Begin Available records

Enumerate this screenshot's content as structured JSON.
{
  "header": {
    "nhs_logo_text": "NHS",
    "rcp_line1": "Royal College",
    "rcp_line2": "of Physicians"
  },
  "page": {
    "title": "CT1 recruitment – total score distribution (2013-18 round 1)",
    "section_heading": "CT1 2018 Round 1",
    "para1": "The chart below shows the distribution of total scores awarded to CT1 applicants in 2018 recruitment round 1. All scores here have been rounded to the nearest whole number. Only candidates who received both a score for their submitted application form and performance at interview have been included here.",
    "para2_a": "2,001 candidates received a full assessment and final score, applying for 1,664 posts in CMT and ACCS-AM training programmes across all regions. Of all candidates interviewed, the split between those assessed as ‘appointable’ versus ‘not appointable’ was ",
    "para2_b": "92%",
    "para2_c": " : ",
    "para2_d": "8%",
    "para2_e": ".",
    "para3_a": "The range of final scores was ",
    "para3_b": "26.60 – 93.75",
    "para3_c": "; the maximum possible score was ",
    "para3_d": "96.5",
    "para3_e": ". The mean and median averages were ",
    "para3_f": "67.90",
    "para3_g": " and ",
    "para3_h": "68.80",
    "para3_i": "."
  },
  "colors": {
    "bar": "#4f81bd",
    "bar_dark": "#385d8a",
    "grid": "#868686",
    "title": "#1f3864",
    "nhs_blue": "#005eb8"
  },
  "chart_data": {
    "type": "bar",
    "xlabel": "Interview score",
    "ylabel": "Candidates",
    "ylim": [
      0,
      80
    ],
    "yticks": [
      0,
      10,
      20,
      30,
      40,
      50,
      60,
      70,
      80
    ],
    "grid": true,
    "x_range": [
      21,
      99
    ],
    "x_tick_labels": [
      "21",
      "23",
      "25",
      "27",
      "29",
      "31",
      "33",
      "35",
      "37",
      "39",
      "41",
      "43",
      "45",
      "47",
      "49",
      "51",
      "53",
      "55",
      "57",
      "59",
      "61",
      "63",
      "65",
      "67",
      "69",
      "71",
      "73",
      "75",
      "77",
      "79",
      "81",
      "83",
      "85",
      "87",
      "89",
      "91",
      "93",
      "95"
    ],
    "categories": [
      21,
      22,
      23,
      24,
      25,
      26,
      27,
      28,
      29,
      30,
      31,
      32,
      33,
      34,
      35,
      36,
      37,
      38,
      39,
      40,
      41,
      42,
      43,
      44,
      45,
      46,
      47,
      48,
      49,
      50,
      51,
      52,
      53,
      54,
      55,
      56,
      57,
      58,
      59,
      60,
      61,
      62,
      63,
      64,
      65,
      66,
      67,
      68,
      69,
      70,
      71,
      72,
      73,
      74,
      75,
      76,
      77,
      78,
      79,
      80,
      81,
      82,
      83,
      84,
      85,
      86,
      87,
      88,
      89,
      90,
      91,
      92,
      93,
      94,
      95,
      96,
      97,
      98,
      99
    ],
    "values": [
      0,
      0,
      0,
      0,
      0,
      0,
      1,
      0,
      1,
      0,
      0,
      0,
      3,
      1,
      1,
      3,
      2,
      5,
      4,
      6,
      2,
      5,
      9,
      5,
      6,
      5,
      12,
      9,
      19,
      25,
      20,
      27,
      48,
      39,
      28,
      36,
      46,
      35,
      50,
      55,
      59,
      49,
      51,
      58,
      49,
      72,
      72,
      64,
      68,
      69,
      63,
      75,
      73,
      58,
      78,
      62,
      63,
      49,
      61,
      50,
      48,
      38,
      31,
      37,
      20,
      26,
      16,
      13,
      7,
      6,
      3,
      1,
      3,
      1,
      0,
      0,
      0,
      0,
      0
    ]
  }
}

End Available records

→ Set problem:
Go through the material and copy out every line with "recruitment" in it.

→ Answer to this exercise:
    "title": "CT1 recruitment – total score distribution (2013-18 round 1)",
    "para1": "The chart below shows the distribution of total scores awarded to CT1 applicants in 2018 recruitment round 1. All scores here have been rounded to the nearest whole number. Only candidates who received both a score for their submitted application form and performance at interview have been included here.",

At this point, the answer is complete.